■ Given information ■
--- START ---
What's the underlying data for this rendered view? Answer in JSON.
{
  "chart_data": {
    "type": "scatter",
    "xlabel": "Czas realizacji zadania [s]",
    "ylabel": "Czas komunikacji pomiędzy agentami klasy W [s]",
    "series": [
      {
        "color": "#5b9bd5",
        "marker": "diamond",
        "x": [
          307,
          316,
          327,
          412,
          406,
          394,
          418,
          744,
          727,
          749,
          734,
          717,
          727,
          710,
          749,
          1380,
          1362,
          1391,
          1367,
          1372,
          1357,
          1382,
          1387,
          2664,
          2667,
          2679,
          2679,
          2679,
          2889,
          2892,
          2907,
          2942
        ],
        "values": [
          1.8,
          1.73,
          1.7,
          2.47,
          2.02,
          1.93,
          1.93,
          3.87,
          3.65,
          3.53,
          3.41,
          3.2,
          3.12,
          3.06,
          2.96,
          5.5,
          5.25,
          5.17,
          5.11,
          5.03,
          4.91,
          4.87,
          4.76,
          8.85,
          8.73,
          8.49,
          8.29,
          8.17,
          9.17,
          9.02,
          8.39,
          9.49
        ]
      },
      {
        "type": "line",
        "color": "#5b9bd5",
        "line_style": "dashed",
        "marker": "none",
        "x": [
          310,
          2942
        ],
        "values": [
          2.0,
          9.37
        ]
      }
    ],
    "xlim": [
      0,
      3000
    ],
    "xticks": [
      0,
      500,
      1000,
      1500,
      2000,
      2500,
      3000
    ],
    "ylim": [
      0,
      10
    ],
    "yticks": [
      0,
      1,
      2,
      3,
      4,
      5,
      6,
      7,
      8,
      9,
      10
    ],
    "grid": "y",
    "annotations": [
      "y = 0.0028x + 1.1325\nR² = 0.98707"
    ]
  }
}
--- END ---
■ Task statement ■
Please output the entire listing exactly as it stands.

■ Reply to the exercise ■
What's the underlying data for this rendered view? Answer in JSON.
{
  "chart_data": {
    "type": "scatter",
    "xlabel": "Czas realizacji zadania [s]",
    "ylabel": "Czas komunikacji pomiędzy agentami klasy W [s]",
    "series": [
      {
        "color": "#5b9bd5",
        "marker": "diamond",
        "x": [
          307,
          316,
          327,
          412,
          406,
          394,
          418,
          744,
          727,
          749,
          734,
          717,
          727,
          710,
          749,
          1380,
          1362,
          1391,
          1367,
          1372,
          1357,
          1382,
          1387,
          2664,
          2667,
          2679,
          2679,
          2679,
          2889,
          2892,
          2907,
          2942
        ],
        "values": [
          1.8,
          1.73,
          1.7,
          2.47,
          2.02,
          1.93,
          1.93,
          3.87,
          3.65,
          3.53,
          3.41,
          3.2,
          3.12,
          3.06,
          2.96,
          5.5,
          5.25,
          5.17,
          5.11,
          5.03,
          4.91,
          4.87,
          4.76,
          8.85,
          8.73,
          8.49,
          8.29,
          8.17,
          9.17,
          9.02,
          8.39,
          9.49
        ]
      },
      {
        "type": "line",
        "color": "#5b9bd5",
        "line_style": "dashed",
        "marker": "none",
        "x": [
          310,
          2942
        ],
        "values": [
          2.0,
          9.37
        ]
      }
    ],
    "xlim": [
      0,
      3000
    ],
    "xticks": [
      0,
      500,
      1000,
      1500,
      2000,
      2500,
      3000
    ],
    "ylim": [
      0,
      10
    ],
    "yticks": [
      0,
      1,
      2,
      3,
      4,
      5,
      6,
      7,
      8,
      9,
      10
    ],
    "grid": "y",
    "annotations": [
      "y = 0.0028x + 1.1325\nR² = 0.98707"
    ]
  }
}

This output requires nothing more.